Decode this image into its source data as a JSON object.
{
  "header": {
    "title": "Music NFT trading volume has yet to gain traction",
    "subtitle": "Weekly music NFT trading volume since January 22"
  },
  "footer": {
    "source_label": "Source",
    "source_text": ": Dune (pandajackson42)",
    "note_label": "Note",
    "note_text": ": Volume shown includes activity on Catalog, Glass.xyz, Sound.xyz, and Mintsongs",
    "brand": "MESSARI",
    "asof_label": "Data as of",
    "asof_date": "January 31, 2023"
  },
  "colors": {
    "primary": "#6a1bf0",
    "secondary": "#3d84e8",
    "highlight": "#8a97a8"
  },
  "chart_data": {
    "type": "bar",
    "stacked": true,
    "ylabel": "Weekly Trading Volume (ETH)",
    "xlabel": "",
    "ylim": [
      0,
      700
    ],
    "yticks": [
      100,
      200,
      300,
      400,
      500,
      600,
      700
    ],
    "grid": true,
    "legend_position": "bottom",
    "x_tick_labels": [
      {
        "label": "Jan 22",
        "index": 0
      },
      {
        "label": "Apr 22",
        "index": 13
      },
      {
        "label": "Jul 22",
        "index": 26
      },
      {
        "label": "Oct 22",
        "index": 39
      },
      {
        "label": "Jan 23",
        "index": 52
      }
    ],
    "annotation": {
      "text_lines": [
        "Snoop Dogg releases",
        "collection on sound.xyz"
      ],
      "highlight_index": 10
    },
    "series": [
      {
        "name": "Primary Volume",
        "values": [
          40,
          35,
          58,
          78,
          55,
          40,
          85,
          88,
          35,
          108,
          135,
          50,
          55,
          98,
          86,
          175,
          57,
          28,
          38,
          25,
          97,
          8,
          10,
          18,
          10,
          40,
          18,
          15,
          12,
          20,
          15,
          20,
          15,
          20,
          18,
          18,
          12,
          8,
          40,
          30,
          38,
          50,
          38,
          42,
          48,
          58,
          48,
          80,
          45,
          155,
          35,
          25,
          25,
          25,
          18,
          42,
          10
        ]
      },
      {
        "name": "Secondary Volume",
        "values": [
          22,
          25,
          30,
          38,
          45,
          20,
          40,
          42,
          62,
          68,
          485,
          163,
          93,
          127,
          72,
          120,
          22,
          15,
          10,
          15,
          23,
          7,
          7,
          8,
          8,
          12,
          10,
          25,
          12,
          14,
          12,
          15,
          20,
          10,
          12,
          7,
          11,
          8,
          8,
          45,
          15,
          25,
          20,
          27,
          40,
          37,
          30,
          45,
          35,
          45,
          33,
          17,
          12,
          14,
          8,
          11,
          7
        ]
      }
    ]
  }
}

- - - - -

§ YOUR GOAL: Copy every line of the listing that contains the word "Weekly".

§ THE OUTPUT:
    "subtitle": "Weekly music NFT trading volume since January 22"
    "ylabel": "Weekly Trading Volume (ETH)",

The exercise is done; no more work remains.